— Your instructions —
Find the string "JSON" in the listing and report every line that has it.

— Source material —
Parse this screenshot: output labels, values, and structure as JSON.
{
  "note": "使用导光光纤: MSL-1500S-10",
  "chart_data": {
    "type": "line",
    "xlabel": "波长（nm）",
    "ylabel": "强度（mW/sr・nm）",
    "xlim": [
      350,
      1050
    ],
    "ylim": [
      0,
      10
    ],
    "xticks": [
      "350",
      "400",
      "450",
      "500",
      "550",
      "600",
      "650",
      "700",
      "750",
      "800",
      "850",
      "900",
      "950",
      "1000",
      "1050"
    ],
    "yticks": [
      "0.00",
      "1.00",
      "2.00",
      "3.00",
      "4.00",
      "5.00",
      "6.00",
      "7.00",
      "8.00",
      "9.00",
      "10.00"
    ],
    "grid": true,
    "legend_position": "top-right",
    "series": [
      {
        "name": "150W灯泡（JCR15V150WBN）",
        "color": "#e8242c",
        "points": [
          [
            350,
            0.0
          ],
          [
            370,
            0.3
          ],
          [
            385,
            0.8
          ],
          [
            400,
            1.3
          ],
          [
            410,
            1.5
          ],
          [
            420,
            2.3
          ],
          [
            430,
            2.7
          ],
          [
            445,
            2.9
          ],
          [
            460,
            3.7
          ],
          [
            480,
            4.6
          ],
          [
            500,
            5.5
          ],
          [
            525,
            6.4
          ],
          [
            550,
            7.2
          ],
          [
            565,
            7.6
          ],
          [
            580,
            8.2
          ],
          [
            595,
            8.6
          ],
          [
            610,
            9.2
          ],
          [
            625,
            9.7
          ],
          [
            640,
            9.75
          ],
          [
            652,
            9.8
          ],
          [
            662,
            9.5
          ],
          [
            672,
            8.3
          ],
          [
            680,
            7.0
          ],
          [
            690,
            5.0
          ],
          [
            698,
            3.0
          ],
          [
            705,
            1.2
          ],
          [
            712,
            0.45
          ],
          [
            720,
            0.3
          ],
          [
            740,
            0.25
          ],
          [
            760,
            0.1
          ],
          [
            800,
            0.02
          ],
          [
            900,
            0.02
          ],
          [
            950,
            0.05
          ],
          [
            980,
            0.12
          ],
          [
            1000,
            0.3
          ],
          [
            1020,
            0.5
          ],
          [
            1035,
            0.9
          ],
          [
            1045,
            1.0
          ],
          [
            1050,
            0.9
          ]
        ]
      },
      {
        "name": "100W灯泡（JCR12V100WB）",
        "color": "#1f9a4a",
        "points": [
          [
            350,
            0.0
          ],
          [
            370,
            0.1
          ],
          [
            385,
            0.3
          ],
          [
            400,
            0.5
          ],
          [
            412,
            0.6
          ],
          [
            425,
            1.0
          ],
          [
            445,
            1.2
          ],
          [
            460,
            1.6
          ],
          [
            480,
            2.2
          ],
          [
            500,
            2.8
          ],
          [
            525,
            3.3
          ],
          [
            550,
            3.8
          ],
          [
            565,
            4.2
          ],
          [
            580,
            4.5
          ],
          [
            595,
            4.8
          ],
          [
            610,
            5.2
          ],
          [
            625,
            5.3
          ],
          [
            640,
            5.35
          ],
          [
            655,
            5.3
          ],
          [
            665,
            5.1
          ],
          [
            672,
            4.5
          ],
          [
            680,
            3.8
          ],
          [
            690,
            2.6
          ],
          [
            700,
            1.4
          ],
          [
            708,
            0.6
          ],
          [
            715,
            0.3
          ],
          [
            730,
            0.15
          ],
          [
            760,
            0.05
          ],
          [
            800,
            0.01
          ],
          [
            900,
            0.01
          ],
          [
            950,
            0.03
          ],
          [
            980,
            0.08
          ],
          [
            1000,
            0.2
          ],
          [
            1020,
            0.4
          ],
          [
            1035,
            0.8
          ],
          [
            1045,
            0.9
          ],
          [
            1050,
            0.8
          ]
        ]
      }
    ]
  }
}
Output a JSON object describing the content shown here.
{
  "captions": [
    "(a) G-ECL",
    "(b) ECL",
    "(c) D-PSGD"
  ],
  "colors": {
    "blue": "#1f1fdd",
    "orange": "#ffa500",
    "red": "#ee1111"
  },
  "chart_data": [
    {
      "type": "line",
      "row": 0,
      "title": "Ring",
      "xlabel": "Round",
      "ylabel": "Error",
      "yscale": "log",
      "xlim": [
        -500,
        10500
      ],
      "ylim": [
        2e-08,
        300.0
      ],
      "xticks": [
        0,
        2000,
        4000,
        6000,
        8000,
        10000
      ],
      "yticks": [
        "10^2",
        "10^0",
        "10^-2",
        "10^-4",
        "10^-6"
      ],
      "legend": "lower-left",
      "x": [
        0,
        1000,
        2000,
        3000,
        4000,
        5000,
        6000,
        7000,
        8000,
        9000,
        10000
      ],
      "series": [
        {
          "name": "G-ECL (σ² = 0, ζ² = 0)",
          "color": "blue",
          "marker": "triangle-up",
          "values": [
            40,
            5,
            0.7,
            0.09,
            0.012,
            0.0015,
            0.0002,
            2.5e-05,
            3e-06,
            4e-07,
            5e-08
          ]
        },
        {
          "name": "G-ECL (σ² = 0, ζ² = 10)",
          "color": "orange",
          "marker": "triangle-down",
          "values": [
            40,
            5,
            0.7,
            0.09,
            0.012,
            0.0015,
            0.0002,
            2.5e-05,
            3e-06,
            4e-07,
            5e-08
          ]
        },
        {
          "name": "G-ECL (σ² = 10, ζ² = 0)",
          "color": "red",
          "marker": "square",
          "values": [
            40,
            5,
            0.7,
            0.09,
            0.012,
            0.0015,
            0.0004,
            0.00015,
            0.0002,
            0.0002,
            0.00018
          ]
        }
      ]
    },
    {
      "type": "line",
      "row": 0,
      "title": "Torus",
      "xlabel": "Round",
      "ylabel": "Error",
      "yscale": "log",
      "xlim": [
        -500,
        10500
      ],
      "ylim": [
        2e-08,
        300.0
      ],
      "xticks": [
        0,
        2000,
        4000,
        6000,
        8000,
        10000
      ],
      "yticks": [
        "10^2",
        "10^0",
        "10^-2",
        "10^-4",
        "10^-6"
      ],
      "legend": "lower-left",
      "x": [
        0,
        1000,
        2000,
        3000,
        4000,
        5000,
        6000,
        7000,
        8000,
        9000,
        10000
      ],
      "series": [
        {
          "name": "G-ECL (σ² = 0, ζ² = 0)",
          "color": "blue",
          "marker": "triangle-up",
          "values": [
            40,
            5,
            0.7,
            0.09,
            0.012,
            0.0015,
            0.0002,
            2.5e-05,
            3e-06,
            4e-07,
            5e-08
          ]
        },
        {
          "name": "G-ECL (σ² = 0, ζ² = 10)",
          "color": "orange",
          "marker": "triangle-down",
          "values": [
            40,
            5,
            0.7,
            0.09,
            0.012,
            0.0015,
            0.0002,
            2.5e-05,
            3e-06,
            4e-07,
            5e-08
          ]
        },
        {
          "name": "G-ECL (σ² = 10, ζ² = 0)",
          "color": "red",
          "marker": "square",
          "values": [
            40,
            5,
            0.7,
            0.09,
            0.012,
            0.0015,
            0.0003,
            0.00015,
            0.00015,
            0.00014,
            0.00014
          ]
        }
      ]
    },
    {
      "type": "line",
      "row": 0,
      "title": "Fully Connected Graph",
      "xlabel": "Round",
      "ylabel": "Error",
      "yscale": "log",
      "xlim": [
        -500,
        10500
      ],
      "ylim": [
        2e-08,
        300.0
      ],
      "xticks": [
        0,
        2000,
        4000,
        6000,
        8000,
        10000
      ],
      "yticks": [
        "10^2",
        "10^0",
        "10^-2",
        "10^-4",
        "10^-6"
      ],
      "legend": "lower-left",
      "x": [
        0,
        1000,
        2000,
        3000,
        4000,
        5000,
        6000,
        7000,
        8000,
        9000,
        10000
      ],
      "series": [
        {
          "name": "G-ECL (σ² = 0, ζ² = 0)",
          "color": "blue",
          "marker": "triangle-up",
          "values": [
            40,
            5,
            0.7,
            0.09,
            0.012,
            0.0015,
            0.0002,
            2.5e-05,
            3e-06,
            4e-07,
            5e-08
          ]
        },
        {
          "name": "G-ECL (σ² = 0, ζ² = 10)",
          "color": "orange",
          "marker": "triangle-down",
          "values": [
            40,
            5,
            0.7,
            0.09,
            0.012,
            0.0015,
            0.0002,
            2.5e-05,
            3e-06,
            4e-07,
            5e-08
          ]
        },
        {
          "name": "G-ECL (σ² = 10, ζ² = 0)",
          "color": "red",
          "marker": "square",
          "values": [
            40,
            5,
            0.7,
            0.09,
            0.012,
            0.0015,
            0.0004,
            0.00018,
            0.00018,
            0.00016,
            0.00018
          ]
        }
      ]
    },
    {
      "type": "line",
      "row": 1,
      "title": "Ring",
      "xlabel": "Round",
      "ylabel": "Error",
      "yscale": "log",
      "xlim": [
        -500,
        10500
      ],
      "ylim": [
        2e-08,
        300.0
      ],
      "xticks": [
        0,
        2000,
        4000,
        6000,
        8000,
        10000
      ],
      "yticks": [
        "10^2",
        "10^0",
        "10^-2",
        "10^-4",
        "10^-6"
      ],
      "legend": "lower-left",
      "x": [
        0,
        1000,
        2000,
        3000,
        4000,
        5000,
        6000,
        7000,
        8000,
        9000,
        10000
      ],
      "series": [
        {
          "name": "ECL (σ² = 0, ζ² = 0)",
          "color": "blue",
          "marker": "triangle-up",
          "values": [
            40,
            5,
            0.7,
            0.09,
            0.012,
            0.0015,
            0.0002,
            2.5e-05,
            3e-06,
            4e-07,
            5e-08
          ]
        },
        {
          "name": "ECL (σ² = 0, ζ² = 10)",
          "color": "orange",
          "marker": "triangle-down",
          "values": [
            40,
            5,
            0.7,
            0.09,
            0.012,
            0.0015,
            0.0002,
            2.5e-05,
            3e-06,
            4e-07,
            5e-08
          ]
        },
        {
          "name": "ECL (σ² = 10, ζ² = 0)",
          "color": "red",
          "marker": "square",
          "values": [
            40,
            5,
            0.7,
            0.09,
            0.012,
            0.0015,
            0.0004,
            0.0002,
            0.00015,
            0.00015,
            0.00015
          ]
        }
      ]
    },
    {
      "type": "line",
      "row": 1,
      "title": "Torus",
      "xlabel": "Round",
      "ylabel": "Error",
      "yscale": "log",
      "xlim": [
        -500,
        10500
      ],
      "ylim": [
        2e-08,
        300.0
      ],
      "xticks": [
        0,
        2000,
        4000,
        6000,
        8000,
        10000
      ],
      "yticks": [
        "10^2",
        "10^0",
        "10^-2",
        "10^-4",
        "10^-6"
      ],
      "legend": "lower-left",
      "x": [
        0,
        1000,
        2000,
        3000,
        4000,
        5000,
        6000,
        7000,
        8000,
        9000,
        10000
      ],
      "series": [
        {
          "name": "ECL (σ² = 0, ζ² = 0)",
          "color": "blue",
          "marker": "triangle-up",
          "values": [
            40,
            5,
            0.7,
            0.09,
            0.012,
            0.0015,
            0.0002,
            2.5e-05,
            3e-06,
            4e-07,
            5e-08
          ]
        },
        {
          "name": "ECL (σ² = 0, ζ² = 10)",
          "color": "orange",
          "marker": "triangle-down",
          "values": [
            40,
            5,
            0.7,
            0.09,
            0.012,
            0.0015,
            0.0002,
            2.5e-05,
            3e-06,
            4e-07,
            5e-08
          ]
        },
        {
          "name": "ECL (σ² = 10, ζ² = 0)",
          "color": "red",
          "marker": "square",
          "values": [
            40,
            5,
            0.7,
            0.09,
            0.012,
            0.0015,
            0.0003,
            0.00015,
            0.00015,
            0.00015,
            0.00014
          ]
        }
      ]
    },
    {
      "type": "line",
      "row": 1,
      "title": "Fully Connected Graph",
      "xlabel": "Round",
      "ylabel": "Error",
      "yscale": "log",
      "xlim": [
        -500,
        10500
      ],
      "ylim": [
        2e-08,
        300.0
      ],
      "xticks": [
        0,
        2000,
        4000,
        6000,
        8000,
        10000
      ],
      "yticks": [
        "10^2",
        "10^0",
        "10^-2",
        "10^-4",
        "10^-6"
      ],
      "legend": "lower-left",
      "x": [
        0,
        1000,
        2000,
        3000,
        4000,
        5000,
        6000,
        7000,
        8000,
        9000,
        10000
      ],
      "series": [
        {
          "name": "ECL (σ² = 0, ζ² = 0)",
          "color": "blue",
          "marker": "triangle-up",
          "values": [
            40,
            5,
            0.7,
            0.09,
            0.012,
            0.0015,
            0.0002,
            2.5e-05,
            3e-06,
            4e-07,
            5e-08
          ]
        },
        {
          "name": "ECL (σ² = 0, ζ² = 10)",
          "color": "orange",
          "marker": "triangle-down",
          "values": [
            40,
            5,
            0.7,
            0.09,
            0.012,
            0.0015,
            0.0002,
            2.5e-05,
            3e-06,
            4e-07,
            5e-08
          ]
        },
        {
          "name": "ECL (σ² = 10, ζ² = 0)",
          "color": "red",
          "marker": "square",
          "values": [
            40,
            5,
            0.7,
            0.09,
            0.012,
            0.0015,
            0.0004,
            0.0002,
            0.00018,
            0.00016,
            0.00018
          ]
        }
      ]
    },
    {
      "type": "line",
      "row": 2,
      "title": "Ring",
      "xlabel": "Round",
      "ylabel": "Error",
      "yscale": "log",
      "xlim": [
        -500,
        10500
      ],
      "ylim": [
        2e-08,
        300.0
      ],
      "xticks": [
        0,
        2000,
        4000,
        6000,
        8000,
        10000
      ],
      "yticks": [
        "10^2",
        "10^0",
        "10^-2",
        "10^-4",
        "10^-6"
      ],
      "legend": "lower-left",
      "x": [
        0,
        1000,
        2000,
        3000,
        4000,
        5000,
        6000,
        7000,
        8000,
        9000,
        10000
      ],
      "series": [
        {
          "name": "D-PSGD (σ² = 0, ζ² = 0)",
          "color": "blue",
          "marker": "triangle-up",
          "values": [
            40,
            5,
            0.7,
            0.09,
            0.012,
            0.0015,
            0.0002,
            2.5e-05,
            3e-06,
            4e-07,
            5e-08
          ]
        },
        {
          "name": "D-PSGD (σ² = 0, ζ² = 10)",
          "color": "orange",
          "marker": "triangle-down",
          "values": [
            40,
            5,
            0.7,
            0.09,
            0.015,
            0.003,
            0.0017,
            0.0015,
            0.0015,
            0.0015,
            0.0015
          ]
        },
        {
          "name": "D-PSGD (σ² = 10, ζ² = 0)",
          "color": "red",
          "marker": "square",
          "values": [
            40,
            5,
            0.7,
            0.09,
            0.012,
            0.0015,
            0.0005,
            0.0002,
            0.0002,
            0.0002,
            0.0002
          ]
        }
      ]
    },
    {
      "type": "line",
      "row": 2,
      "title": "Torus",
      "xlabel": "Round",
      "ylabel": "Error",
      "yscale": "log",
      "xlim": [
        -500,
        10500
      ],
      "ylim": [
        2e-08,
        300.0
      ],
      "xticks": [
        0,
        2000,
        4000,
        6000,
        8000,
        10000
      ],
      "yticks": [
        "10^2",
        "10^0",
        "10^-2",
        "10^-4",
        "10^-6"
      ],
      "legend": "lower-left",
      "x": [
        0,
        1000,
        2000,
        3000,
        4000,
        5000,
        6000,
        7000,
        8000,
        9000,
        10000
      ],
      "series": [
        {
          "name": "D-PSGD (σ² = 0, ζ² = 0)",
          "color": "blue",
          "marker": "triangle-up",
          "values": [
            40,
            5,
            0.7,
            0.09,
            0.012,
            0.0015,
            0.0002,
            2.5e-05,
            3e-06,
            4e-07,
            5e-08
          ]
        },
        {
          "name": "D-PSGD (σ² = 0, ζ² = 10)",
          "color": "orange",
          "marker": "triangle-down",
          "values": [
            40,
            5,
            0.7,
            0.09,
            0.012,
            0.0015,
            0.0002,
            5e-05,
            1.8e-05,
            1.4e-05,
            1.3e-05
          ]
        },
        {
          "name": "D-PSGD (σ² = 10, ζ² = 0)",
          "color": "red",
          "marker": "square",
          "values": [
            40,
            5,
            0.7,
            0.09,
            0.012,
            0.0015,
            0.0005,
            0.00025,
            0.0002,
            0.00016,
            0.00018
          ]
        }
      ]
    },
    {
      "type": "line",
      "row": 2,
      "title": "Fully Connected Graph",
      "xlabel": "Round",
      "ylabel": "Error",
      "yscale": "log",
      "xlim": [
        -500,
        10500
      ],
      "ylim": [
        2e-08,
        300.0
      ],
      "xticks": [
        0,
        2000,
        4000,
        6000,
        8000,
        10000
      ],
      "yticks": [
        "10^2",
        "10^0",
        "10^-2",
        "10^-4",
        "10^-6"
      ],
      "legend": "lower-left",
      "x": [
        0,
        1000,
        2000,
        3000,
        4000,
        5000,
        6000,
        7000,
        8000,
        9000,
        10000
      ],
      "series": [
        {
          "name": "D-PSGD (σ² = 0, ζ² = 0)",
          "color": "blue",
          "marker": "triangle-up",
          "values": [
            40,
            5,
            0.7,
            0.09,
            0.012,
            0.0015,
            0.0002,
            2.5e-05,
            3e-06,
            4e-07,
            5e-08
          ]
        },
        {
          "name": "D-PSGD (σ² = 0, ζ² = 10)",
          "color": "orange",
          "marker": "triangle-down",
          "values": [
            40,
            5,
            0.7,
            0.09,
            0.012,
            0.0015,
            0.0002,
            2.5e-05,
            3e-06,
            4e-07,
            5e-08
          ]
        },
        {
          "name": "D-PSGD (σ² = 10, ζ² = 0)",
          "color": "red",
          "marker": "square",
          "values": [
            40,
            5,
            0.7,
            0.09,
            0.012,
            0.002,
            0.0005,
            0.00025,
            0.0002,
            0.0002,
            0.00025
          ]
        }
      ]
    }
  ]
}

— Result —
Parse this screenshot: output labels, values, and structure as JSON.
Output a JSON object describing the content shown here.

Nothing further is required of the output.